::: The data

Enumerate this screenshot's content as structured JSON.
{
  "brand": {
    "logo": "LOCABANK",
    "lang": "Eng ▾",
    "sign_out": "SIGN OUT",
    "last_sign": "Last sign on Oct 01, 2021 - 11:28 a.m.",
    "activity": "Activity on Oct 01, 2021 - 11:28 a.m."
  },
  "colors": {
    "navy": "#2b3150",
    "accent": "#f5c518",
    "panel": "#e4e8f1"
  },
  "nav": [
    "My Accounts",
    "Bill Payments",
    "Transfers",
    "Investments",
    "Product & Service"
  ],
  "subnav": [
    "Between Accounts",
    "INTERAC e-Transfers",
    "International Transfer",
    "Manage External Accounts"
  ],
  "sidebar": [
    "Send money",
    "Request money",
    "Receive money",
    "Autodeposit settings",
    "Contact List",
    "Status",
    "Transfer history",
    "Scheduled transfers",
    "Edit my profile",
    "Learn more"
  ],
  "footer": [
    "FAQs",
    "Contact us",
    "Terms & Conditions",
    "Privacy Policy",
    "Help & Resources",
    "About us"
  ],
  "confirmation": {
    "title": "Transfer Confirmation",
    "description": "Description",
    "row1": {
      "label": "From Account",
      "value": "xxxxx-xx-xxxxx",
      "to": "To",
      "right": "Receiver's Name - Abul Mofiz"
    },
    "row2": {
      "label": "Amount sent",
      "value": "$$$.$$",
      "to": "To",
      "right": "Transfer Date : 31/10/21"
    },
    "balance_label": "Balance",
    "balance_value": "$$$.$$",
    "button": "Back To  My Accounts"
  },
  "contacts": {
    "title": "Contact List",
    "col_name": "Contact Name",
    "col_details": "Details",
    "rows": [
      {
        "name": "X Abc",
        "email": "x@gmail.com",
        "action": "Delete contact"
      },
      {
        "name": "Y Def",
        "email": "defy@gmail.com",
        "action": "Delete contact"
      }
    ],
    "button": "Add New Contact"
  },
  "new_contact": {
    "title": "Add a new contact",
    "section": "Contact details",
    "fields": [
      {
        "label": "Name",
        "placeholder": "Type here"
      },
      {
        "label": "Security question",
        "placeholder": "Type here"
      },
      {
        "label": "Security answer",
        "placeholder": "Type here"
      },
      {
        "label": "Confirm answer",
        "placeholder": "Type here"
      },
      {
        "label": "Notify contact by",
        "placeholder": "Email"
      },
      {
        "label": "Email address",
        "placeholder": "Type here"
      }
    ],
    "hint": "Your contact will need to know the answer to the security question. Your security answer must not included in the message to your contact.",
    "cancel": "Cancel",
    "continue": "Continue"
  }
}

::::::
::: The data

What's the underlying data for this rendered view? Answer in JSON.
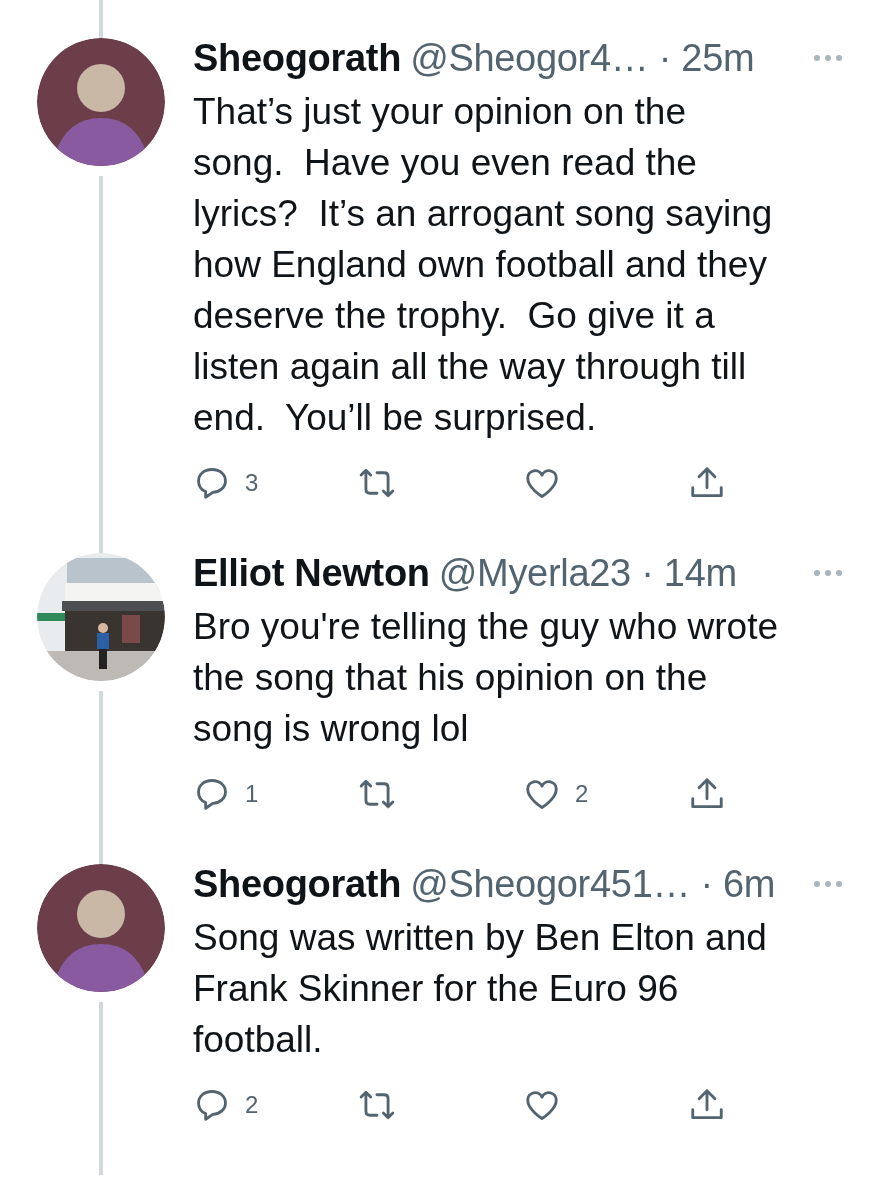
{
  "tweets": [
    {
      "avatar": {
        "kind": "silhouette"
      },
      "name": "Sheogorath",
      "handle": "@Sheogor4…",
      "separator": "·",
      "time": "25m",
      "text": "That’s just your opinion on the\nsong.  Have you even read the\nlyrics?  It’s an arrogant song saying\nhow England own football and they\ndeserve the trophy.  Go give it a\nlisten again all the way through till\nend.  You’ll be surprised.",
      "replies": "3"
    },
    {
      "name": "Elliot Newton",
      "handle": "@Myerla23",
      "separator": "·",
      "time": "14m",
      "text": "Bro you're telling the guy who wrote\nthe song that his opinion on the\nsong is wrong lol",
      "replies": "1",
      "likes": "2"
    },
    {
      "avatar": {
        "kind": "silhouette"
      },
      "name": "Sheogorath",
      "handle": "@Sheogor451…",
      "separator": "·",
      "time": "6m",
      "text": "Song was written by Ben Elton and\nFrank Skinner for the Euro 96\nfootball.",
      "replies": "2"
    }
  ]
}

::::::

◆ Required task ◆
Look through the material and say how many lines hold "title". Give the number only.

◆ Response to this exercise ◆
3